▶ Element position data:
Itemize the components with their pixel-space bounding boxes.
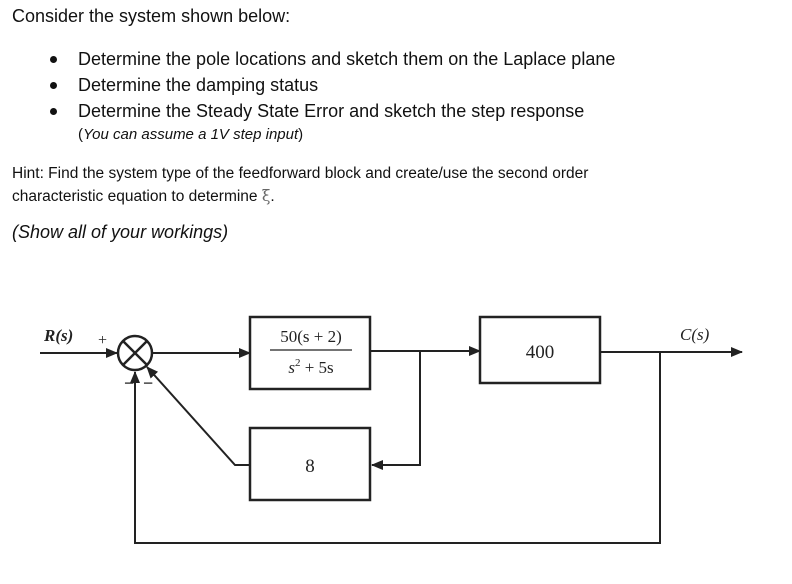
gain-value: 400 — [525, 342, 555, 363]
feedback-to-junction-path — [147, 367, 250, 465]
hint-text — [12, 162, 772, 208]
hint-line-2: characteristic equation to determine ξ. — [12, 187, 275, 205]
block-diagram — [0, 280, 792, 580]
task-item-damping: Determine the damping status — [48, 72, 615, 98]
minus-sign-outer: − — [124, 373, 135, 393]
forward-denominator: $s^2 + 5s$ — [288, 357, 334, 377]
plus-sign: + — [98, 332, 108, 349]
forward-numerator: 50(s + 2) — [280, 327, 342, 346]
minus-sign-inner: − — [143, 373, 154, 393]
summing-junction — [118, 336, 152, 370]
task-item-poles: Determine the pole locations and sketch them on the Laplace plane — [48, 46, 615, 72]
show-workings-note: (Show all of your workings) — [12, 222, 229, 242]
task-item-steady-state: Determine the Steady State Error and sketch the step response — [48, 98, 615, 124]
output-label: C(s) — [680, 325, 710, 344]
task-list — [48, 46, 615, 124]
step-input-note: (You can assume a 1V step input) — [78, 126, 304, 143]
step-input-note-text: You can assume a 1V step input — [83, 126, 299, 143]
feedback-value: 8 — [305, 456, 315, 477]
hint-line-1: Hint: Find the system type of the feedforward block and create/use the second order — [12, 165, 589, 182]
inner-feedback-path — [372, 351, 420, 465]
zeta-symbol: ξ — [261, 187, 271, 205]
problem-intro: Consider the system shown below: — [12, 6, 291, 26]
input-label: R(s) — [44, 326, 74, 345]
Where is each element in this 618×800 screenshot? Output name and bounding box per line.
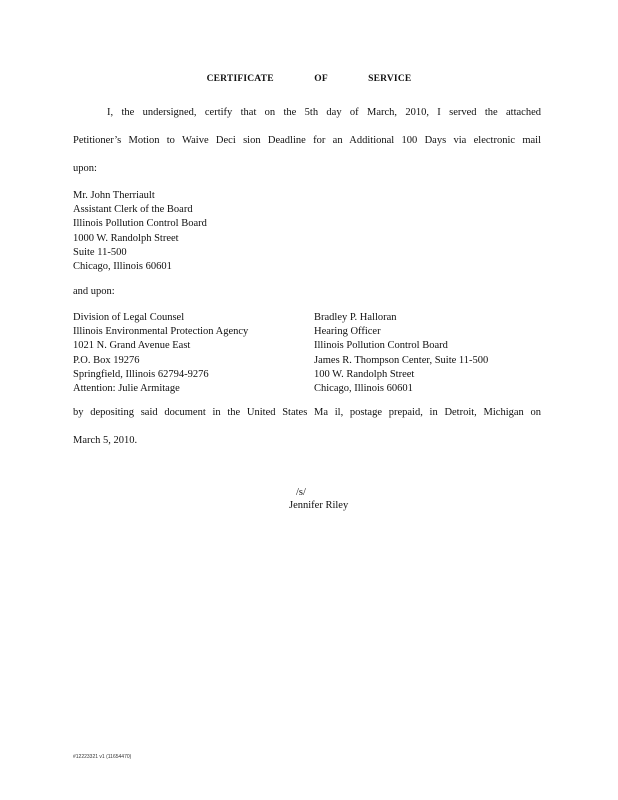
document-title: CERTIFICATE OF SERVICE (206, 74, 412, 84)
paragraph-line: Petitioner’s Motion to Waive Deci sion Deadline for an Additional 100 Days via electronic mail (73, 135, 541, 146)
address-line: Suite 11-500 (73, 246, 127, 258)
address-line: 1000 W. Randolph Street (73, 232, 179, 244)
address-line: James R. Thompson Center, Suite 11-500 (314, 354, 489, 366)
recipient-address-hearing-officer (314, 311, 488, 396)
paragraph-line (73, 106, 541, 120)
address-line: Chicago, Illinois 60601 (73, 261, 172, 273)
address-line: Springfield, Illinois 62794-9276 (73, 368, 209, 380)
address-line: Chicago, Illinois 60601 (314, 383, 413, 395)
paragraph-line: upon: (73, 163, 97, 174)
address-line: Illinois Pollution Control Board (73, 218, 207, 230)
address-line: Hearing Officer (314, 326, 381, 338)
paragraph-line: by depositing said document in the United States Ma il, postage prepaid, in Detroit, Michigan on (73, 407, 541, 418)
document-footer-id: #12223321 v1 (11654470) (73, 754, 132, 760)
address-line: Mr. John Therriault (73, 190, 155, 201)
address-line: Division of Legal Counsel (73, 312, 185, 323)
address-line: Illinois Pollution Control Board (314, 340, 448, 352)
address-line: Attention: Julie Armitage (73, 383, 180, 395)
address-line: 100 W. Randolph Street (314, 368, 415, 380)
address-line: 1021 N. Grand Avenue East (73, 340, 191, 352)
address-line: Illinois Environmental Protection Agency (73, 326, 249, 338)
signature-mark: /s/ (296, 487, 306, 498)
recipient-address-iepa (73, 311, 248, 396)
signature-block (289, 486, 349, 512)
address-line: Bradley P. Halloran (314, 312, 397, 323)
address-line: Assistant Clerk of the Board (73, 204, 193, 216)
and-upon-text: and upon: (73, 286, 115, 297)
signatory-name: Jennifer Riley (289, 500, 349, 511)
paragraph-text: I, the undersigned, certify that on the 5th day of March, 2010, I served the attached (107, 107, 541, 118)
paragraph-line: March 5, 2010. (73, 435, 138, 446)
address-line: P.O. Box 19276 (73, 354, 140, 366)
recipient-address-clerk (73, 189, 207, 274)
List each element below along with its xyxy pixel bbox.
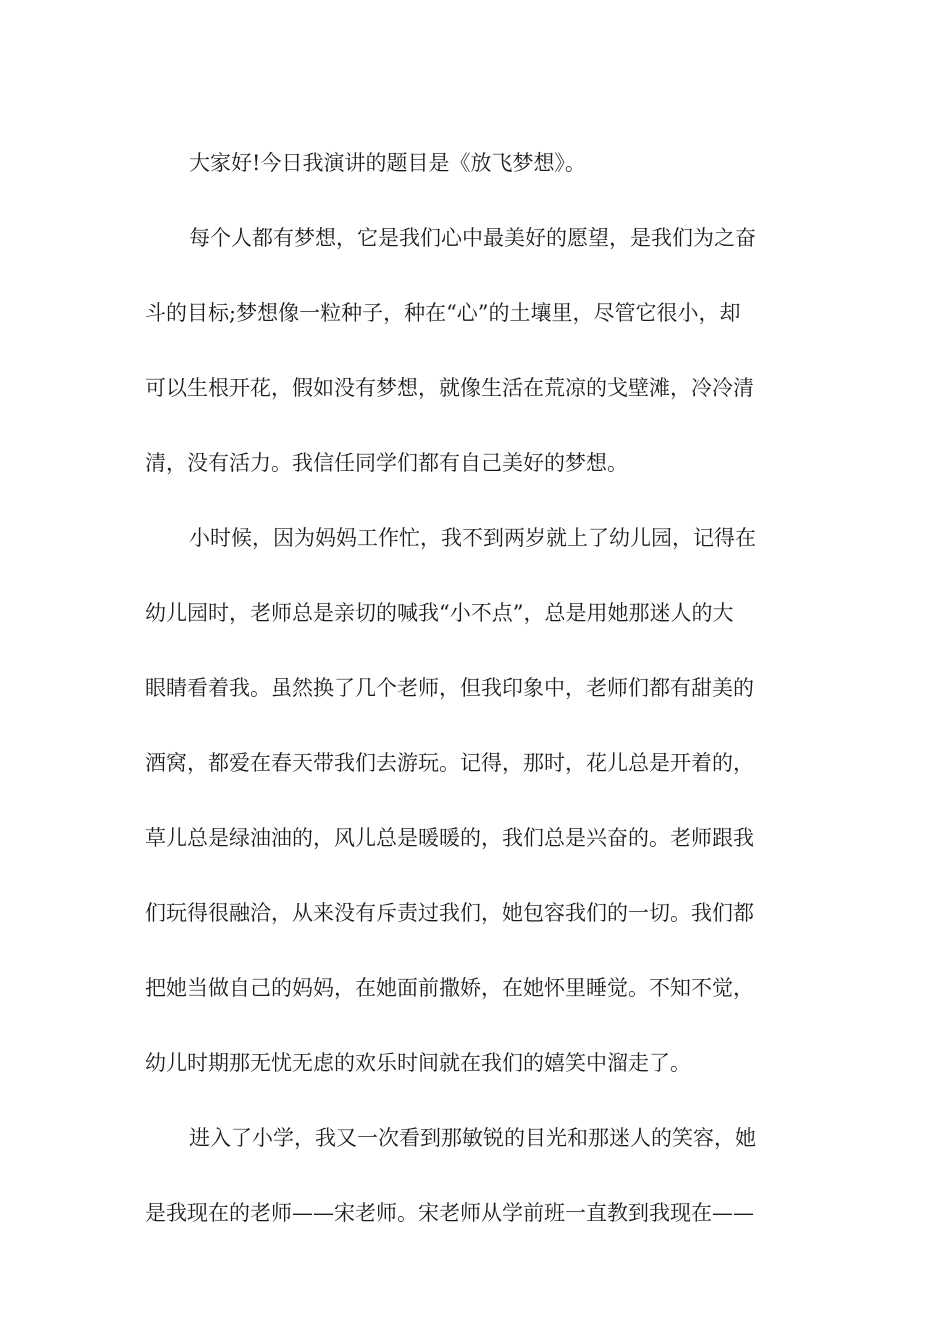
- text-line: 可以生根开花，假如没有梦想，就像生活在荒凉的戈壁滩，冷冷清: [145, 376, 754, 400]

▶ Exercise goal: How many lines in the records above include the word "Randolph"? Give only the number.

▶ The reply: 2